» Data for this task:
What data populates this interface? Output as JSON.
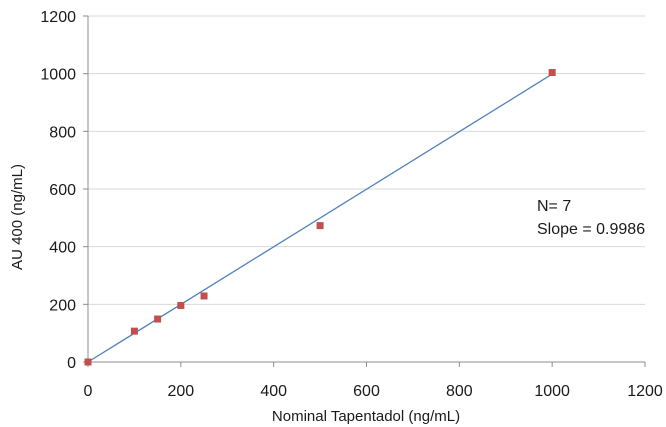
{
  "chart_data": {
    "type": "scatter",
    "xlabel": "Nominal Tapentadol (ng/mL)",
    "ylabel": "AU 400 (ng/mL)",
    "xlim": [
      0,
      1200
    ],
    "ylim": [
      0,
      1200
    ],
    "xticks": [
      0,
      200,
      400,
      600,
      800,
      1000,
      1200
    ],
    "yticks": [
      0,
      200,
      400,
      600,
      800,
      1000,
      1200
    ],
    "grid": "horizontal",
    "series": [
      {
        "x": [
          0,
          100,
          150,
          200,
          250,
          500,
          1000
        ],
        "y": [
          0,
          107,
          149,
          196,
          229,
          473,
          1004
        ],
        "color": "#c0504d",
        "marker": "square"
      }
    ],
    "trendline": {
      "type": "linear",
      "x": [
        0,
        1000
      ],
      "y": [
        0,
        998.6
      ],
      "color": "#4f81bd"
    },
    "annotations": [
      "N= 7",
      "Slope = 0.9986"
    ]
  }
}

» What you need to do: Leave every image out, and retype the material exactly.

» Full response:
What data populates this interface? Output as JSON.
{
  "chart_data": {
    "type": "scatter",
    "xlabel": "Nominal Tapentadol (ng/mL)",
    "ylabel": "AU 400 (ng/mL)",
    "xlim": [
      0,
      1200
    ],
    "ylim": [
      0,
      1200
    ],
    "xticks": [
      0,
      200,
      400,
      600,
      800,
      1000,
      1200
    ],
    "yticks": [
      0,
      200,
      400,
      600,
      800,
      1000,
      1200
    ],
    "grid": "horizontal",
    "series": [
      {
        "x": [
          0,
          100,
          150,
          200,
          250,
          500,
          1000
        ],
        "y": [
          0,
          107,
          149,
          196,
          229,
          473,
          1004
        ],
        "color": "#c0504d",
        "marker": "square"
      }
    ],
    "trendline": {
      "type": "linear",
      "x": [
        0,
        1000
      ],
      "y": [
        0,
        998.6
      ],
      "color": "#4f81bd"
    },
    "annotations": [
      "N= 7",
      "Slope = 0.9986"
    ]
  }
}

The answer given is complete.